Rows from a dataset:
----------

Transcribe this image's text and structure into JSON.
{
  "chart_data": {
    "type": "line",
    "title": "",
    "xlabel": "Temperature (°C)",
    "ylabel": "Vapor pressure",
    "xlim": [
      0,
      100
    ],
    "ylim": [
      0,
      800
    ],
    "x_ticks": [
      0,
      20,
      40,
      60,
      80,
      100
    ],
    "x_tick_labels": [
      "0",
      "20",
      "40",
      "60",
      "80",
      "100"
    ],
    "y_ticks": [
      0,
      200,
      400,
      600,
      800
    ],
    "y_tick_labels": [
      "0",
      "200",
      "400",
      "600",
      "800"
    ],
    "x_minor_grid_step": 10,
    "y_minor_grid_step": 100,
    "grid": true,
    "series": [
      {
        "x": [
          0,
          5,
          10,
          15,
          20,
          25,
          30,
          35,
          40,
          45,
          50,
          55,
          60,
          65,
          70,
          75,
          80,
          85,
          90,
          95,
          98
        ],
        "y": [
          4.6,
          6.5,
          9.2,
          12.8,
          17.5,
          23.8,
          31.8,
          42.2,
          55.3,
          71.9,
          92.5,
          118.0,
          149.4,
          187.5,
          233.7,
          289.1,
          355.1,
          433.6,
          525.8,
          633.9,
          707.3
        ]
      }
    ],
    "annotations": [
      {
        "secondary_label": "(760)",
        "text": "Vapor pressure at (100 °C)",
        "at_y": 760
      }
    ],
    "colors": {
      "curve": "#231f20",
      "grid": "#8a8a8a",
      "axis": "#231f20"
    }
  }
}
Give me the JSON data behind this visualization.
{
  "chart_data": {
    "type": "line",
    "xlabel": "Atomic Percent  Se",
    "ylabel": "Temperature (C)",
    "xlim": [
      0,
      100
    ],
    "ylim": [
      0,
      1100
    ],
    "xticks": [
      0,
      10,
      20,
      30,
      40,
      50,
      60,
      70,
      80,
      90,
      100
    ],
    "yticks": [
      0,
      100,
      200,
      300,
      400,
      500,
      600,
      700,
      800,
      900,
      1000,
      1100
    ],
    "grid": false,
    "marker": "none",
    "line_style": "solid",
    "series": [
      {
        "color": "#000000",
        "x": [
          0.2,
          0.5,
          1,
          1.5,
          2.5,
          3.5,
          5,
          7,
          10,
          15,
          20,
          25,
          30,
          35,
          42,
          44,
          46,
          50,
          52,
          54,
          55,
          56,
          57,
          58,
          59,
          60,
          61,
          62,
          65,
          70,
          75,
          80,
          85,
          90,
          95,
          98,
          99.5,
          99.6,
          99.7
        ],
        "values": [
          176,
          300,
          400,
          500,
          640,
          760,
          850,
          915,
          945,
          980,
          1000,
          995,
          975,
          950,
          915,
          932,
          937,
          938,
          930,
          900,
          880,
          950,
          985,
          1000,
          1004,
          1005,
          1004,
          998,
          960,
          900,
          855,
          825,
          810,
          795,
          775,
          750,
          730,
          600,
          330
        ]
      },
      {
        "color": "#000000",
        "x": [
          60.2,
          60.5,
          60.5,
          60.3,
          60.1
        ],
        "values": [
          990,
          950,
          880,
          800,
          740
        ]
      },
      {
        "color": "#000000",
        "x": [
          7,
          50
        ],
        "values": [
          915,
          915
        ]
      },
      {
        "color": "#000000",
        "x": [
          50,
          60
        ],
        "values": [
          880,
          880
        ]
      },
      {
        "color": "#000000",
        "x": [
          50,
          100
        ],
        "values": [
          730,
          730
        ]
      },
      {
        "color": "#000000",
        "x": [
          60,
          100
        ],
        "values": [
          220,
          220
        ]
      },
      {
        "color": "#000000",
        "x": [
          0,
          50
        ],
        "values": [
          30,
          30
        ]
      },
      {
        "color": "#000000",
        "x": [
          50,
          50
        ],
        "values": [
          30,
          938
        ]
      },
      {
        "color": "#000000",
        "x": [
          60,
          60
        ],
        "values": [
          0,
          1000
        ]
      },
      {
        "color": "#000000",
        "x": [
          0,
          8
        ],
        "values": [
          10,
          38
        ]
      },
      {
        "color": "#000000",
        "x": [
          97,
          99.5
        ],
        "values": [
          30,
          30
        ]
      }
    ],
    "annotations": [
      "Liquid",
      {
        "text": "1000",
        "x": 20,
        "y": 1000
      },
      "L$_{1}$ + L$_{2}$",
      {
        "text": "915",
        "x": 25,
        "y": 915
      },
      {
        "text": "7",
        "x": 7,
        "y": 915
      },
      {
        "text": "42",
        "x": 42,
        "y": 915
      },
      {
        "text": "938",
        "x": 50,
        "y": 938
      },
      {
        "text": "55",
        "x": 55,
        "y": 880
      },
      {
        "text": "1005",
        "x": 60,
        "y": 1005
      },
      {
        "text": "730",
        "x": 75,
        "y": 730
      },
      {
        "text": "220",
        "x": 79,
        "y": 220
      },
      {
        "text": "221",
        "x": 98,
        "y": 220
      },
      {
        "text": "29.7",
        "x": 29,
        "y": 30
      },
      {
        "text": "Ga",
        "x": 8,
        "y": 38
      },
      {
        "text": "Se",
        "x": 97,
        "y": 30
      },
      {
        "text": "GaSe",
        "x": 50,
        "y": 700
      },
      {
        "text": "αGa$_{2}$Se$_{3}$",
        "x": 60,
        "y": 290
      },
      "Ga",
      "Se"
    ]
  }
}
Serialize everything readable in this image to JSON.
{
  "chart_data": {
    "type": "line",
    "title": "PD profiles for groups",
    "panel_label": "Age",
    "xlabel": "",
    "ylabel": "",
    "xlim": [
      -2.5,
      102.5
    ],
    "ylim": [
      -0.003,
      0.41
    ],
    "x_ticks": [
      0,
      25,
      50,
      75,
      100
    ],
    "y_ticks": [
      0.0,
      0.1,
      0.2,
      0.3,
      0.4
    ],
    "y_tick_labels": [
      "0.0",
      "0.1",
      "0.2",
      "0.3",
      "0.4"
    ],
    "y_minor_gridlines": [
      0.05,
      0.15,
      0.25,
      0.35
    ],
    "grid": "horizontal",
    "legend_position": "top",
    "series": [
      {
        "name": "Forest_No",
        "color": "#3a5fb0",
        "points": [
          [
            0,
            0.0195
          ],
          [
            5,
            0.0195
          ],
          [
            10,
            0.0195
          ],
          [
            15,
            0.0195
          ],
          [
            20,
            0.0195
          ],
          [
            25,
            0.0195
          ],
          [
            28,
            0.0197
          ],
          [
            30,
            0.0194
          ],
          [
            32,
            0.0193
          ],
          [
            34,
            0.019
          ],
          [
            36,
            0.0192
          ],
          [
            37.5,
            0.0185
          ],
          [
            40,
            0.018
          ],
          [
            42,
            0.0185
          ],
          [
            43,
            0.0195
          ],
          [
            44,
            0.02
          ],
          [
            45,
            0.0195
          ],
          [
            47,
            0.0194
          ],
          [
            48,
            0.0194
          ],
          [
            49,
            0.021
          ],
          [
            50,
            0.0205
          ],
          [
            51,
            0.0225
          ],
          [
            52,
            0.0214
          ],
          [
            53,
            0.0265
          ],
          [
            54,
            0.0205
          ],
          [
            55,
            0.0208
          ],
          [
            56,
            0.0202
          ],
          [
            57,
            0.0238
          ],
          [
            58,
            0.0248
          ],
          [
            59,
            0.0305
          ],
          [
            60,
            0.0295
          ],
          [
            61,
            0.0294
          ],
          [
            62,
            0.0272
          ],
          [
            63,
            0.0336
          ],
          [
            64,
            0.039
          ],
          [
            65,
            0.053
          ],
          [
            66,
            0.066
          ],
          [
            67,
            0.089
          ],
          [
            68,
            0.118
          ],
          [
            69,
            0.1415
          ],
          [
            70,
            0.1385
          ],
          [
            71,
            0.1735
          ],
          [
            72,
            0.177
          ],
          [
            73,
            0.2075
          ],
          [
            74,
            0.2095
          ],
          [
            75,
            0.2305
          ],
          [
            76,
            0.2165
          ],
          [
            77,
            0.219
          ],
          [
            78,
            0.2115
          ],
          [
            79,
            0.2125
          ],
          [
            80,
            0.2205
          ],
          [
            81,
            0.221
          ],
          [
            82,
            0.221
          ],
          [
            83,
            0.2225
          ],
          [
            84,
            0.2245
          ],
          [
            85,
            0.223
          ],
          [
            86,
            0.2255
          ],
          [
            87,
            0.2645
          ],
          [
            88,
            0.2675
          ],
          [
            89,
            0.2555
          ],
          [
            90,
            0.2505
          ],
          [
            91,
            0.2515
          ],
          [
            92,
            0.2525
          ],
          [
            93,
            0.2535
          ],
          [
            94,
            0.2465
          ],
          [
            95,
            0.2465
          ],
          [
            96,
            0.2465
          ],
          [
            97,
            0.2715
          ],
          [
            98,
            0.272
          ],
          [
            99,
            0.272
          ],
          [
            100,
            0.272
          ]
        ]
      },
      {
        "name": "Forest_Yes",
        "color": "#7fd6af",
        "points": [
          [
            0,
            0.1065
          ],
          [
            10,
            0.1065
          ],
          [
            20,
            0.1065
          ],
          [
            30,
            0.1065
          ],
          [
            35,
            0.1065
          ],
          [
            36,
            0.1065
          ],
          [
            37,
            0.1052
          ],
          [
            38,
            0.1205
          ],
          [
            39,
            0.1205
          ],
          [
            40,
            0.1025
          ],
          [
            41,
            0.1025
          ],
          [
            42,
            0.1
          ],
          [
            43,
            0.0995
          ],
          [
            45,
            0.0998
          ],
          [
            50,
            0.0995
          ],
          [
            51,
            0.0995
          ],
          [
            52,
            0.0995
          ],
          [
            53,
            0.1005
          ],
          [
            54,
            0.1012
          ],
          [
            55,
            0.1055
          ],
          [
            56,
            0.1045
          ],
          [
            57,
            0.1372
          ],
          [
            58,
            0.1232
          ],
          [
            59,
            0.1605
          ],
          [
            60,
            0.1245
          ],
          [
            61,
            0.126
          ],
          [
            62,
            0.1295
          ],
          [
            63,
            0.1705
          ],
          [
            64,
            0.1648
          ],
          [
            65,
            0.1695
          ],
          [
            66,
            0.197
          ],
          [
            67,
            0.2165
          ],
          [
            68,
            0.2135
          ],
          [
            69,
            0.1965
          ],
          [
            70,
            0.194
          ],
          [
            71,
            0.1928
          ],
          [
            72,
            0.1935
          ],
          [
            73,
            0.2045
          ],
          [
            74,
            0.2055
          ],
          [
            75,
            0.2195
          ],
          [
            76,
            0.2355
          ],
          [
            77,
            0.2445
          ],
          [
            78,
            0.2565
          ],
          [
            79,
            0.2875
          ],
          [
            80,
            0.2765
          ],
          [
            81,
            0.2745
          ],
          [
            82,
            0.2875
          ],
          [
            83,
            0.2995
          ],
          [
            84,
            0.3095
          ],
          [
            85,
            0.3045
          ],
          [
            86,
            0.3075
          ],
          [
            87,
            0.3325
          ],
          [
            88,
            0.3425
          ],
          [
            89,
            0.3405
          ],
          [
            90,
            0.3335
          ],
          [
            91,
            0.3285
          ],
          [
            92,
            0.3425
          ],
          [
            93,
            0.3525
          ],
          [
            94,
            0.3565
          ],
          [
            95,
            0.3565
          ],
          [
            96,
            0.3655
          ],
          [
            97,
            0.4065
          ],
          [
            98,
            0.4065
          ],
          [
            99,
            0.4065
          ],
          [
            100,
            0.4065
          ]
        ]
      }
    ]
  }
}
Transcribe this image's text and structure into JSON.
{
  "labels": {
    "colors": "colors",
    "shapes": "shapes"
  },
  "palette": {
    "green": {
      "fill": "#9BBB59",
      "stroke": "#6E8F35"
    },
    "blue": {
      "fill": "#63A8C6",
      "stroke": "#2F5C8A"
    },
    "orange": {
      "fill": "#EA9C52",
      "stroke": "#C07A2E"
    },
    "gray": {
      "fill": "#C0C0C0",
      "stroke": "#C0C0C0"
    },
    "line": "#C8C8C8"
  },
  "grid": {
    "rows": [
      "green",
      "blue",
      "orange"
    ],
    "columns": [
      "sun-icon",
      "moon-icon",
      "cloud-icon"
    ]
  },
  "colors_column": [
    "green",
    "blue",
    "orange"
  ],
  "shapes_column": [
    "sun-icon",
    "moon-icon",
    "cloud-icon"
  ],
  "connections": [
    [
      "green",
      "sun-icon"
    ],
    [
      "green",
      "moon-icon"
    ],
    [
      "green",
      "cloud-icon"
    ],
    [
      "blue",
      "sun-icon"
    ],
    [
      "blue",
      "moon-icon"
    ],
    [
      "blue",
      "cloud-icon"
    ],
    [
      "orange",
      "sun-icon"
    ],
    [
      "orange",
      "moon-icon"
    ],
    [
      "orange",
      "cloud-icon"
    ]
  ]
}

----------

→ Short task
Go through the listing above and work out how many lines contain the string "Vapor". Reply with the number alone.

→ Response to this task
2